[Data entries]
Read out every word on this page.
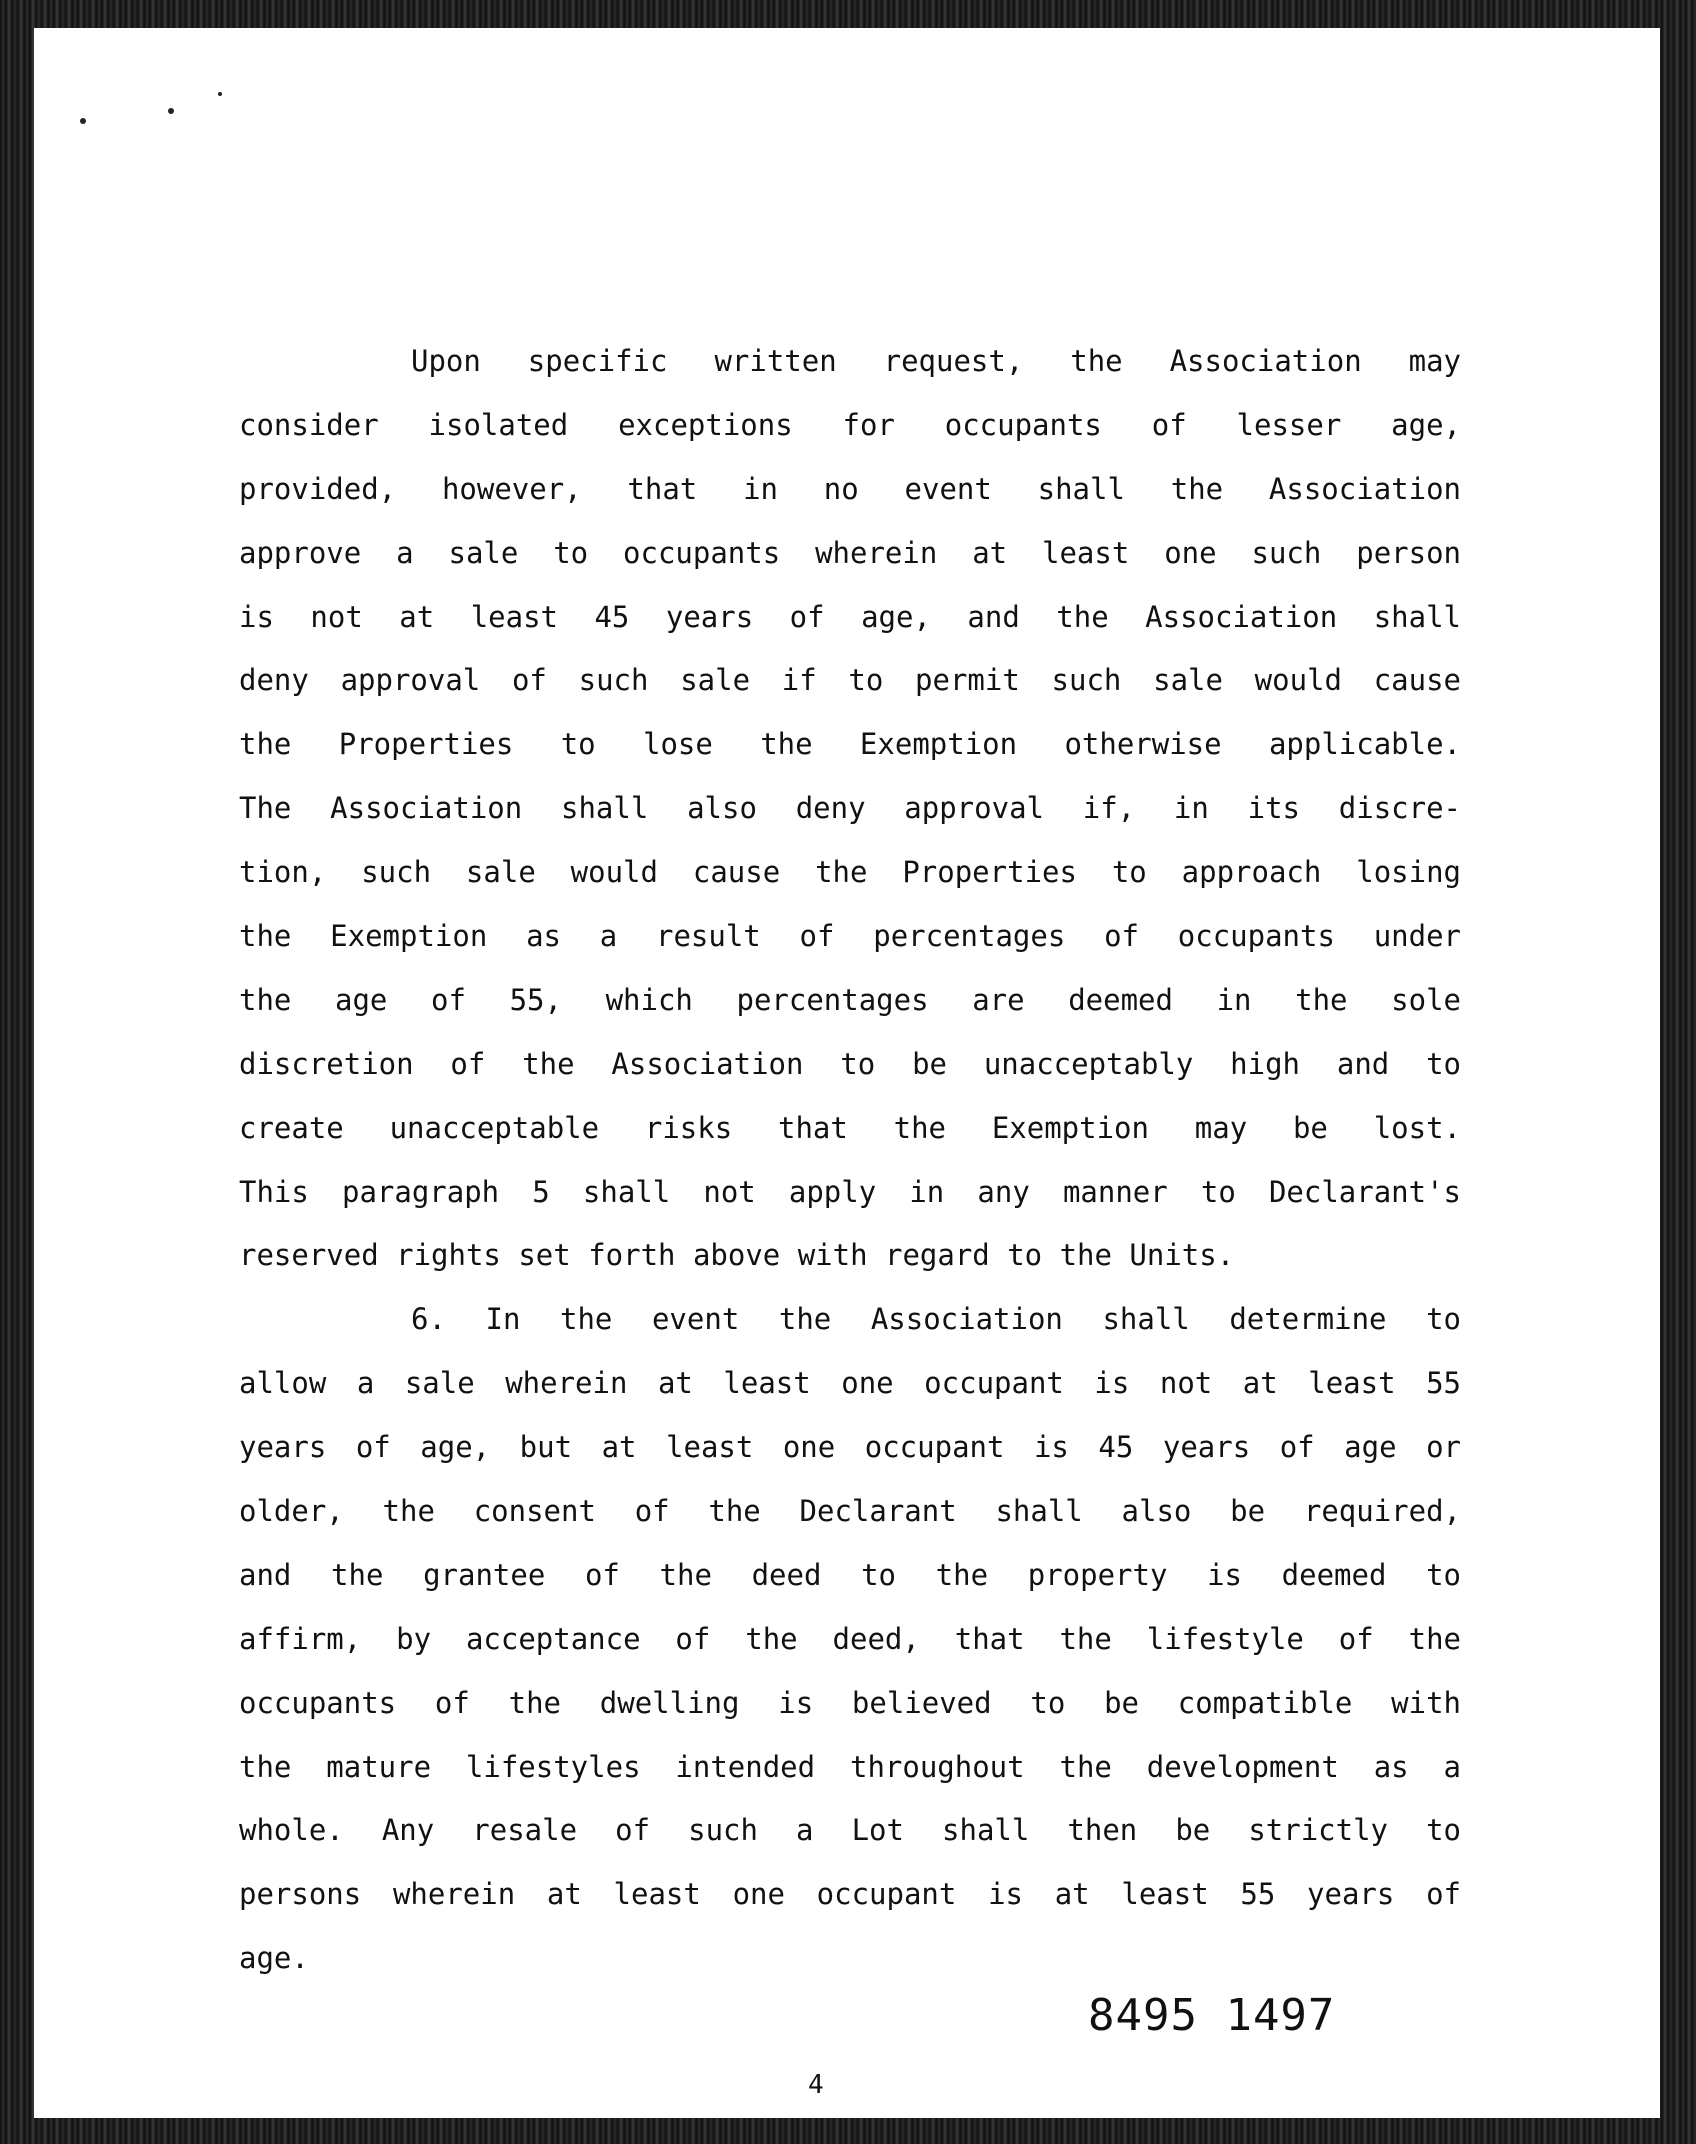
Upon specific written request, the Association may
consider isolated exceptions for occupants of lesser age,
provided, however, that in no event shall the Association
approve a sale to occupants wherein at least one such person
is not at least 45 years of age, and the Association shall
deny approval of such sale if to permit such sale would cause
the Properties to lose the Exemption otherwise applicable.
The Association shall also deny approval if, in its discre-
tion, such sale would cause the Properties to approach losing
the Exemption as a result of percentages of occupants under
the age of 55, which percentages are deemed in the sole
discretion of the Association to be unacceptably high and to
create unacceptable risks that the Exemption may be lost.
This paragraph 5 shall not apply in any manner to Declarant's
reserved rights set forth above with regard to the Units.
6. In the event the Association shall determine to
allow a sale wherein at least one occupant is not at least 55
years of age, but at least one occupant is 45 years of age or
older, the consent of the Declarant shall also be required,
and the grantee of the deed to the property is deemed to
affirm, by acceptance of the deed, that the lifestyle of the
occupants of the dwelling is believed to be compatible with
the mature lifestyles intended throughout the development as a
whole. Any resale of such a Lot shall then be strictly to
persons wherein at least one occupant is at least 55 years of
age.
8495 1497
4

Written problem - Reproduce the entries exactly. Do not carry over any picture.

Problem solution -
Read out every word on this page.
Upon specific written request, the Association may
consider isolated exceptions for occupants of lesser age,
provided, however, that in no event shall the Association
approve a sale to occupants wherein at least one such person
is not at least 45 years of age, and the Association shall
deny approval of such sale if to permit such sale would cause
the Properties to lose the Exemption otherwise applicable.
The Association shall also deny approval if, in its discre-
tion, such sale would cause the Properties to approach losing
the Exemption as a result of percentages of occupants under
the age of 55, which percentages are deemed in the sole
discretion of the Association to be unacceptably high and to
create unacceptable risks that the Exemption may be lost.
This paragraph 5 shall not apply in any manner to Declarant's
reserved rights set forth above with regard to the Units.
6. In the event the Association shall determine to
allow a sale wherein at least one occupant is not at least 55
years of age, but at least one occupant is 45 years of age or
older, the consent of the Declarant shall also be required,
and the grantee of the deed to the property is deemed to
affirm, by acceptance of the deed, that the lifestyle of the
occupants of the dwelling is believed to be compatible with
the mature lifestyles intended throughout the development as a
whole. Any resale of such a Lot shall then be strictly to
persons wherein at least one occupant is at least 55 years of
age.
8495 1497
4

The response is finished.